> Istruzioni esercizio
Riporta identiche le righe che partono da quella con "grid: [0, 0, 1140, 659]" e arrivano a quella con "candle-body: [1120, 288, 1140, 296]", comprese tutte e due.

Voci con la posizione degli elementi
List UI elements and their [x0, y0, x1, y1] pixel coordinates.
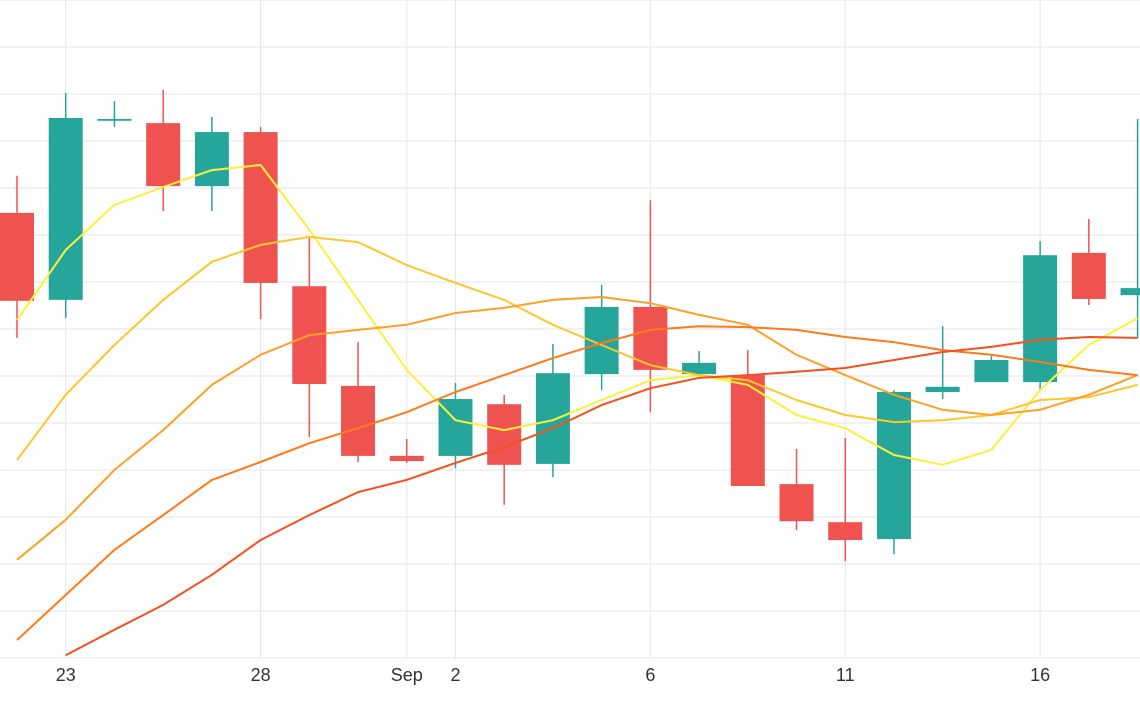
grid: [0, 0, 1140, 659]
x-tick-label: 16: [1030, 665, 1050, 685]
x-tick-label: 11: [836, 665, 855, 685]
moving-average-line: [16, 296, 1138, 561]
candle-body: [389, 455, 424, 462]
candle-body: [48, 117, 83, 300]
x-tick-label: 6: [645, 665, 655, 685]
plot-area: [0, 89, 1140, 657]
moving-average-line: [65, 336, 1138, 657]
candle-body: [146, 123, 181, 187]
candle-body: [243, 132, 278, 283]
x-tick-label: Sep: [391, 665, 423, 685]
x-tick-label: 2: [450, 665, 460, 685]
candle-body: [730, 375, 765, 486]
candle-body: [487, 404, 522, 465]
x-axis: 23 28 Sep 2 6 11 16: [56, 665, 1050, 685]
candle-body: [925, 386, 960, 392]
candle-body: [341, 385, 376, 456]
moving-average-line: [16, 235, 1138, 461]
x-tick-label: 28: [251, 665, 271, 685]
candle-body: [633, 306, 668, 370]
candle-body: [779, 484, 814, 522]
candle-body: [876, 391, 911, 540]
candle-body: [97, 118, 132, 121]
candle-body: [535, 373, 570, 464]
moving-average-line: [16, 164, 1139, 466]
x-tick-label: 23: [56, 665, 76, 685]
candle-body: [1120, 288, 1140, 296]
candle-body: [194, 132, 229, 187]
candle-body: [1071, 252, 1106, 299]
moving-average-line: [16, 325, 1138, 641]
candle-body: [682, 362, 717, 375]
candle-body: [828, 522, 863, 541]
candle-body: [974, 360, 1009, 383]
candle-body: [0, 212, 34, 301]
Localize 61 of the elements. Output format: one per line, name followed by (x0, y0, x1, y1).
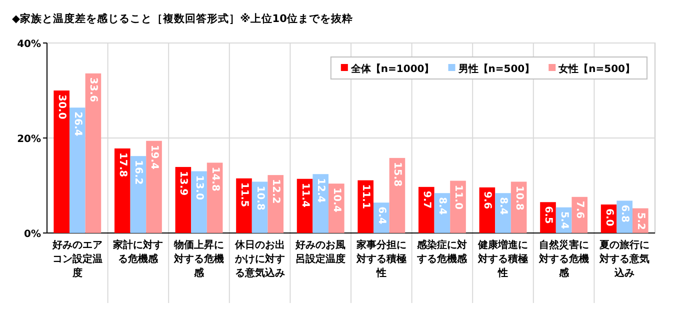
data-label: 33.6 (88, 77, 99, 102)
data-label: 17.8 (116, 152, 128, 178)
data-label: 15.8 (392, 162, 403, 187)
data-label: 30.0 (56, 94, 68, 120)
data-label: 11.5 (238, 182, 250, 208)
legend-label: 女性【n=500】 (558, 63, 635, 75)
data-label: 26.4 (72, 112, 83, 136)
data-label: 6.4 (376, 206, 387, 224)
data-label: 6.0 (603, 208, 614, 226)
bar (268, 175, 284, 233)
x-tick-label: 感染症に対する危機感 (416, 239, 468, 267)
data-label: 11.1 (360, 184, 372, 209)
data-label: 13.0 (194, 175, 204, 200)
bar (191, 171, 207, 233)
data-label: 10.8 (513, 186, 524, 210)
data-label: 11.4 (299, 182, 310, 208)
x-tick-label: 好みのエアコン設定温度 (51, 239, 104, 281)
legend-label: 全体【n=1000】 (350, 63, 434, 75)
bar (114, 148, 130, 233)
y-tick-label: 40% (17, 39, 41, 50)
data-label: 9.6 (482, 191, 493, 210)
data-label: 11.0 (452, 184, 464, 210)
x-tick-label: 家事分担に対する積極性 (355, 239, 408, 281)
data-label: 6.5 (542, 206, 554, 224)
data-label: 8.4 (436, 197, 448, 215)
data-label: 12.4 (315, 178, 326, 203)
x-tick-label: 自然災害に対する危機感 (538, 239, 590, 281)
data-label: 6.8 (619, 204, 630, 222)
bar (85, 73, 102, 233)
bar (146, 140, 162, 233)
bar (130, 156, 146, 233)
chart-title: ◆家族と温度差を感じること［複数回答形式］※上位10位までを抜粋 (12, 12, 353, 25)
data-label: 10.8 (254, 186, 266, 210)
bar (418, 186, 434, 233)
data-label: 16.2 (132, 160, 144, 185)
legend-label: 男性【n=500】 (457, 63, 535, 75)
data-label: 9.7 (420, 190, 432, 209)
bar (450, 180, 466, 233)
data-label: 10.4 (330, 188, 342, 212)
data-label: 5.4 (558, 211, 570, 230)
bar (495, 193, 511, 233)
bar (54, 90, 70, 233)
data-label: 12.2 (270, 179, 282, 204)
bar (312, 174, 329, 233)
data-label: 7.6 (574, 200, 586, 219)
data-label: 13.9 (178, 170, 189, 196)
y-tick-label: 20% (17, 134, 41, 145)
x-tick-label: 健康増進に対する積極性 (476, 239, 529, 281)
data-label: 8.4 (498, 197, 508, 215)
data-label: 19.4 (148, 144, 160, 170)
bar (236, 178, 252, 233)
x-tick-label: 好みのお風呂設定温度 (294, 239, 347, 267)
bar (358, 180, 374, 233)
y-tick-label: 0% (24, 229, 41, 240)
data-label: 5.2 (634, 212, 646, 230)
x-tick-label: 夏の旅行に対する意気込み (598, 239, 651, 281)
bar (69, 108, 86, 233)
data-label: 14.8 (209, 166, 220, 192)
x-tick-label: 家計に対する危機感 (112, 239, 164, 267)
x-tick-label: 物価上昇に対する危機感 (172, 239, 225, 281)
x-tick-label: 休日のお出かけに対する意気込み (234, 239, 286, 281)
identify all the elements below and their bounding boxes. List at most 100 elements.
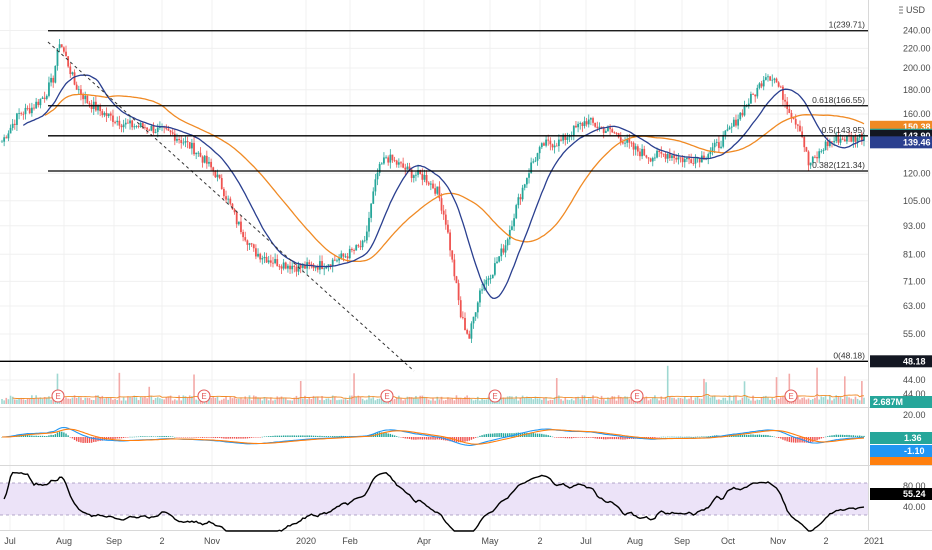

> Risposta
grid: [0, 0, 1140, 659]
x-tick-label: 16: [1030, 665, 1050, 685]
x-tick-label: 11: [836, 665, 855, 685]
moving-average-line: [16, 296, 1138, 561]
candle-body: [389, 455, 424, 462]
candle-body: [48, 117, 83, 300]
x-tick-label: 6: [645, 665, 655, 685]
plot-area: [0, 89, 1140, 657]
moving-average-line: [65, 336, 1138, 657]
candle-body: [146, 123, 181, 187]
candle-body: [243, 132, 278, 283]
x-tick-label: Sep: [391, 665, 423, 685]
x-tick-label: 2: [450, 665, 460, 685]
candle-body: [730, 375, 765, 486]
candle-body: [487, 404, 522, 465]
x-axis: 23 28 Sep 2 6 11 16: [56, 665, 1050, 685]
candle-body: [925, 386, 960, 392]
candle-body: [341, 385, 376, 456]
moving-average-line: [16, 235, 1138, 461]
x-tick-label: 28: [251, 665, 271, 685]
candle-body: [633, 306, 668, 370]
candle-body: [779, 484, 814, 522]
candle-body: [876, 391, 911, 540]
candle-body: [97, 118, 132, 121]
candle-body: [535, 373, 570, 464]
moving-average-line: [16, 164, 1139, 466]
x-tick-label: 23: [56, 665, 76, 685]
candle-body: [1120, 288, 1140, 296]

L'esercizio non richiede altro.